__Problem statement__.
Each entry below is to be extracted exactly.

A block of data:
....
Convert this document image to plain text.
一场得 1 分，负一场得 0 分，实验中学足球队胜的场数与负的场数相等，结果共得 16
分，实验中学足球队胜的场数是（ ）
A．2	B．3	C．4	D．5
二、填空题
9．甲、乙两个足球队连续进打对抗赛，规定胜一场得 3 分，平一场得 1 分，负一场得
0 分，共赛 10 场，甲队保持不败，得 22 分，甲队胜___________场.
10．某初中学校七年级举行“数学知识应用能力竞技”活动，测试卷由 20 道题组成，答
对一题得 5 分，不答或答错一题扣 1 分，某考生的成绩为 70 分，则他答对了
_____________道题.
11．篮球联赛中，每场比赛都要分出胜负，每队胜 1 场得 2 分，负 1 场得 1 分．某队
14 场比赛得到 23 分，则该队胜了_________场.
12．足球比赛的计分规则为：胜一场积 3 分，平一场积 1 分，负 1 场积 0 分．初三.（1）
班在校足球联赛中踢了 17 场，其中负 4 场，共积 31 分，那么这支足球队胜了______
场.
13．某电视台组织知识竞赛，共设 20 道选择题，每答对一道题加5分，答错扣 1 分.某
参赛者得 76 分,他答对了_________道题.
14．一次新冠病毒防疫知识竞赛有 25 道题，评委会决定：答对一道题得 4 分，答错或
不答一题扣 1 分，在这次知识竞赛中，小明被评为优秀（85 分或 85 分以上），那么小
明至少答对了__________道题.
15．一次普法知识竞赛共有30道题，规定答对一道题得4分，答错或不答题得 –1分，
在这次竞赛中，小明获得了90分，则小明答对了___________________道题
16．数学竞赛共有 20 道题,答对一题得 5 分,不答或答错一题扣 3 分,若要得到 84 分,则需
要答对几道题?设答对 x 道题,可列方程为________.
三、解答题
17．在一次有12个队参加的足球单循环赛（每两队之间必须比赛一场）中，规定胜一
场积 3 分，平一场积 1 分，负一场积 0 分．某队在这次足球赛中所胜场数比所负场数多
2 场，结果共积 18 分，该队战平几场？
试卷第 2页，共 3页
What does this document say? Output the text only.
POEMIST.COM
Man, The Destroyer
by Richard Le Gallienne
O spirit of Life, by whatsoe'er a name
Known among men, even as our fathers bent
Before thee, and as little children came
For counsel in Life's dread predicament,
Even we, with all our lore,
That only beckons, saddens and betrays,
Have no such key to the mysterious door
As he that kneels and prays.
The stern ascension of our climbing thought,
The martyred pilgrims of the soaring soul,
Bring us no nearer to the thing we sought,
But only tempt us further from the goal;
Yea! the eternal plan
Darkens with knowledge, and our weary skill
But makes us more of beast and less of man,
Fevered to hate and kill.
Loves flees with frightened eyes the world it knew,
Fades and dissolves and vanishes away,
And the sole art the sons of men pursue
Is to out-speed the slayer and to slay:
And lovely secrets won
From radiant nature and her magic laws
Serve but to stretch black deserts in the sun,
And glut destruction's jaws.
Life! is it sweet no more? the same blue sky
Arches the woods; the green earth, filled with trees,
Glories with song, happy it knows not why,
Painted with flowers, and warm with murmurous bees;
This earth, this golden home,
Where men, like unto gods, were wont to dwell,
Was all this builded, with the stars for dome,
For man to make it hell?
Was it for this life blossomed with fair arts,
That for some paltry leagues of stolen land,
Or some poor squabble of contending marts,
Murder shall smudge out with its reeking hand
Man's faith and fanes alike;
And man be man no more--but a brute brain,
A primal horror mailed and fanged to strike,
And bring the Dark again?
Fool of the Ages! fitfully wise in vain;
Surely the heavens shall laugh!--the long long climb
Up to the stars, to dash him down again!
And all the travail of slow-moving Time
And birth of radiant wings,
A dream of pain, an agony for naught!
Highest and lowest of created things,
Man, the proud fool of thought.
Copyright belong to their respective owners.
....
__Final answer__.
Convert this document image to plain text.
一场得 1 分，负一场得 0 分，实验中学足球队胜的场数与负的场数相等，结果共得 16
分，实验中学足球队胜的场数是（ ）
A．2	B．3	C．4	D．5
二、填空题
9．甲、乙两个足球队连续进打对抗赛，规定胜一场得 3 分，平一场得 1 分，负一场得
0 分，共赛 10 场，甲队保持不败，得 22 分，甲队胜___________场.
10．某初中学校七年级举行“数学知识应用能力竞技”活动，测试卷由 20 道题组成，答
对一题得 5 分，不答或答错一题扣 1 分，某考生的成绩为 70 分，则他答对了
_____________道题.
11．篮球联赛中，每场比赛都要分出胜负，每队胜 1 场得 2 分，负 1 场得 1 分．某队
14 场比赛得到 23 分，则该队胜了_________场.
12．足球比赛的计分规则为：胜一场积 3 分，平一场积 1 分，负 1 场积 0 分．初三.（1）
班在校足球联赛中踢了 17 场，其中负 4 场，共积 31 分，那么这支足球队胜了______
场.
13．某电视台组织知识竞赛，共设 20 道选择题，每答对一道题加5分，答错扣 1 分.某
参赛者得 76 分,他答对了_________道题.
14．一次新冠病毒防疫知识竞赛有 25 道题，评委会决定：答对一道题得 4 分，答错或
不答一题扣 1 分，在这次知识竞赛中，小明被评为优秀（85 分或 85 分以上），那么小
明至少答对了__________道题.
15．一次普法知识竞赛共有30道题，规定答对一道题得4分，答错或不答题得 –1分，
在这次竞赛中，小明获得了90分，则小明答对了___________________道题
16．数学竞赛共有 20 道题,答对一题得 5 分,不答或答错一题扣 3 分,若要得到 84 分,则需
要答对几道题?设答对 x 道题,可列方程为________.
三、解答题
17．在一次有12个队参加的足球单循环赛（每两队之间必须比赛一场）中，规定胜一
场积 3 分，平一场积 1 分，负一场积 0 分．某队在这次足球赛中所胜场数比所负场数多
2 场，结果共积 18 分，该队战平几场？
试卷第 2页，共 3页
What does this document say? Output the text only.
POEMIST.COM
Man, The Destroyer
by Richard Le Gallienne
O spirit of Life, by whatsoe'er a name
Known among men, even as our fathers bent
Before thee, and as little children came
For counsel in Life's dread predicament,
Even we, with all our lore,
That only beckons, saddens and betrays,
Have no such key to the mysterious door
As he that kneels and prays.
The stern ascension of our climbing thought,
The martyred pilgrims of the soaring soul,
Bring us no nearer to the thing we sought,
But only tempt us further from the goal;
Yea! the eternal plan
Darkens with knowledge, and our weary skill
But makes us more of beast and less of man,
Fevered to hate and kill.
Loves flees with frightened eyes the world it knew,
Fades and dissolves and vanishes away,
And the sole art the sons of men pursue
Is to out-speed the slayer and to slay:
And lovely secrets won
From radiant nature and her magic laws
Serve but to stretch black deserts in the sun,
And glut destruction's jaws.
Life! is it sweet no more? the same blue sky
Arches the woods; the green earth, filled with trees,
Glories with song, happy it knows not why,
Painted with flowers, and warm with murmurous bees;
This earth, this golden home,
Where men, like unto gods, were wont to dwell,
Was all this builded, with the stars for dome,
For man to make it hell?
Was it for this life blossomed with fair arts,
That for some paltry leagues of stolen land,
Or some poor squabble of contending marts,
Murder shall smudge out with its reeking hand
Man's faith and fanes alike;
And man be man no more--but a brute brain,
A primal horror mailed and fanged to strike,
And bring the Dark again?
Fool of the Ages! fitfully wise in vain;
Surely the heavens shall laugh!--the long long climb
Up to the stars, to dash him down again!
And all the travail of slow-moving Time
And birth of radiant wings,
A dream of pain, an agony for naught!
Highest and lowest of created things,
Man, the proud fool of thought.
Copyright belong to their respective owners.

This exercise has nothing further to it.